= Input material =
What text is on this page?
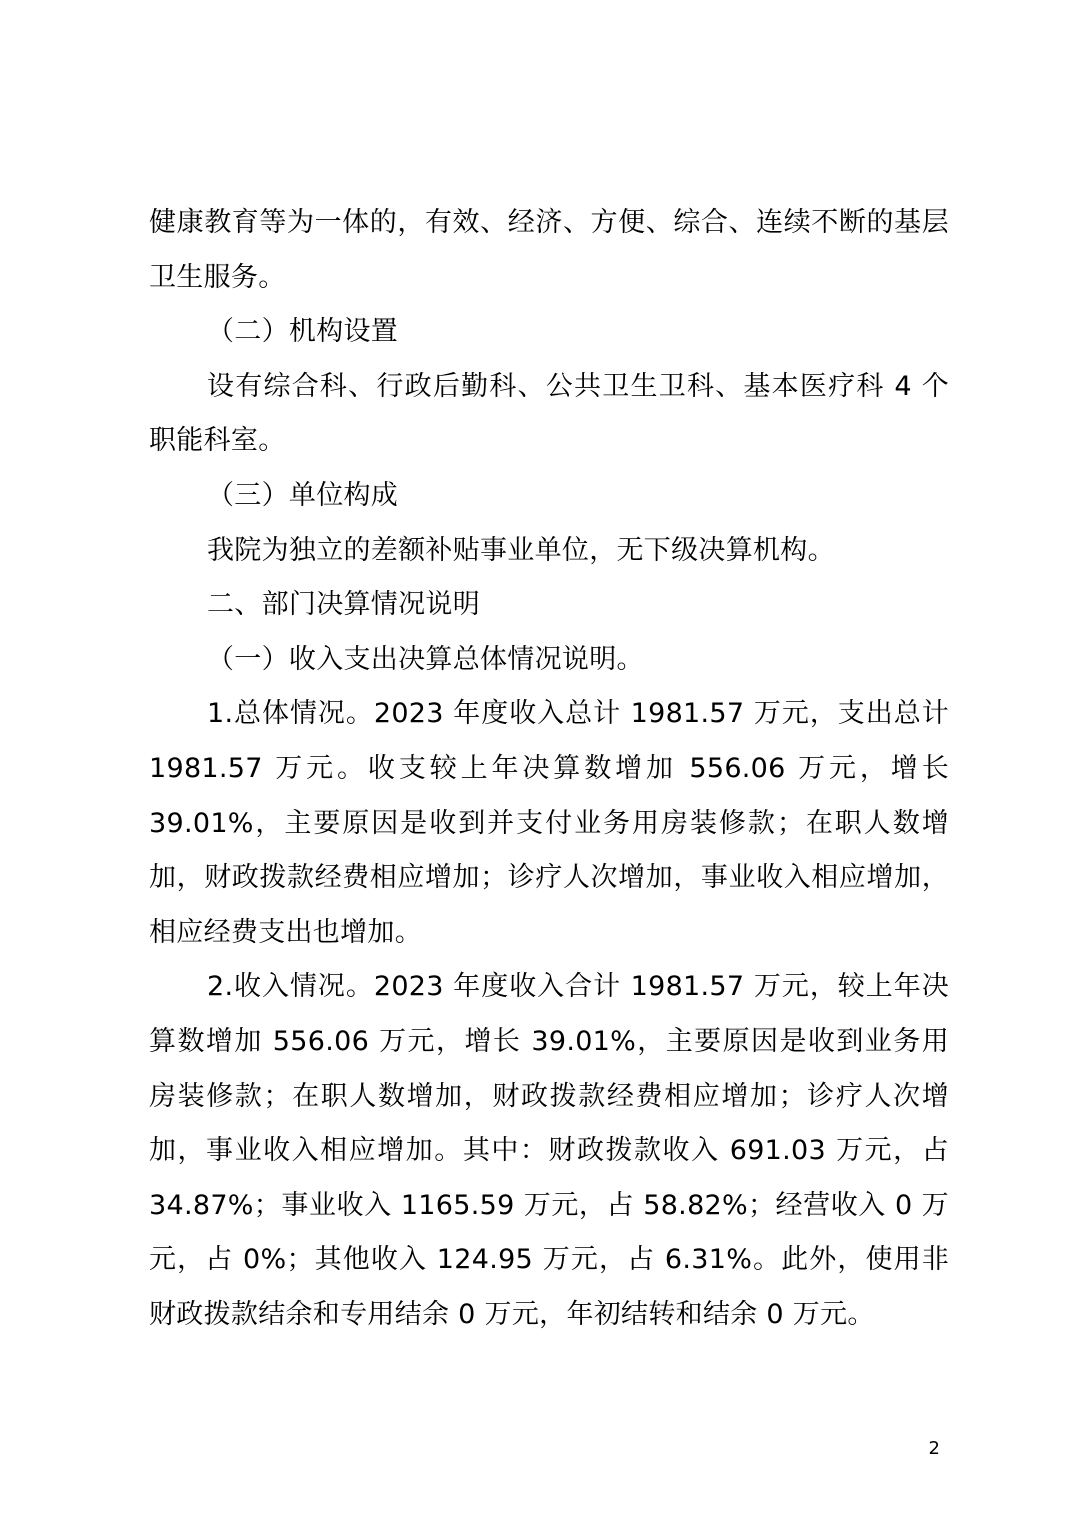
健康教育等为一体的，有效、经济、方便、综合、连续不断的基层卫生服务。

（二）机构设置

设有综合科、行政后勤科、公共卫生卫科、基本医疗科 4 个职能科室。

（三）单位构成

我院为独立的差额补贴事业单位，无下级决算机构。

二、部门决算情况说明

（一）收入支出决算总体情况说明。

1.总体情况。2023 年度收入总计 1981.57 万元，支出总计 1981.57 万元。收支较上年决算数增加 556.06 万元，增长 39.01%，主要原因是收到并支付业务用房装修款；在职人数增加，财政拨款经费相应增加；诊疗人次增加，事业收入相应增加，相应经费支出也增加。

2.收入情况。2023 年度收入合计 1981.57 万元，较上年决算数增加 556.06 万元，增长 39.01%，主要原因是收到业务用房装修款；在职人数增加，财政拨款经费相应增加；诊疗人次增加，事业收入相应增加。其中：财政拨款收入 691.03 万元，占 34.87%；事业收入 1165.59 万元，占 58.82%；经营收入 0 万元，占 0%；其他收入 124.95 万元，占 6.31%。此外，使用非财政拨款结余和专用结余 0 万元，年初结转和结余 0 万元。

2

= What needs to be done =
Would you return the data exactly as written, without the pictures?

= Exercise solution =
What text is on this page?
健康教育等为一体的，有效、经济、方便、综合、连续不断的基层卫生服务。

（二）机构设置

设有综合科、行政后勤科、公共卫生卫科、基本医疗科 4 个职能科室。

（三）单位构成

我院为独立的差额补贴事业单位，无下级决算机构。

二、部门决算情况说明

（一）收入支出决算总体情况说明。

1.总体情况。2023 年度收入总计 1981.57 万元，支出总计 1981.57 万元。收支较上年决算数增加 556.06 万元，增长 39.01%，主要原因是收到并支付业务用房装修款；在职人数增加，财政拨款经费相应增加；诊疗人次增加，事业收入相应增加，相应经费支出也增加。

2.收入情况。2023 年度收入合计 1981.57 万元，较上年决算数增加 556.06 万元，增长 39.01%，主要原因是收到业务用房装修款；在职人数增加，财政拨款经费相应增加；诊疗人次增加，事业收入相应增加。其中：财政拨款收入 691.03 万元，占 34.87%；事业收入 1165.59 万元，占 58.82%；经营收入 0 万元，占 0%；其他收入 124.95 万元，占 6.31%。此外，使用非财政拨款结余和专用结余 0 万元，年初结转和结余 0 万元。

2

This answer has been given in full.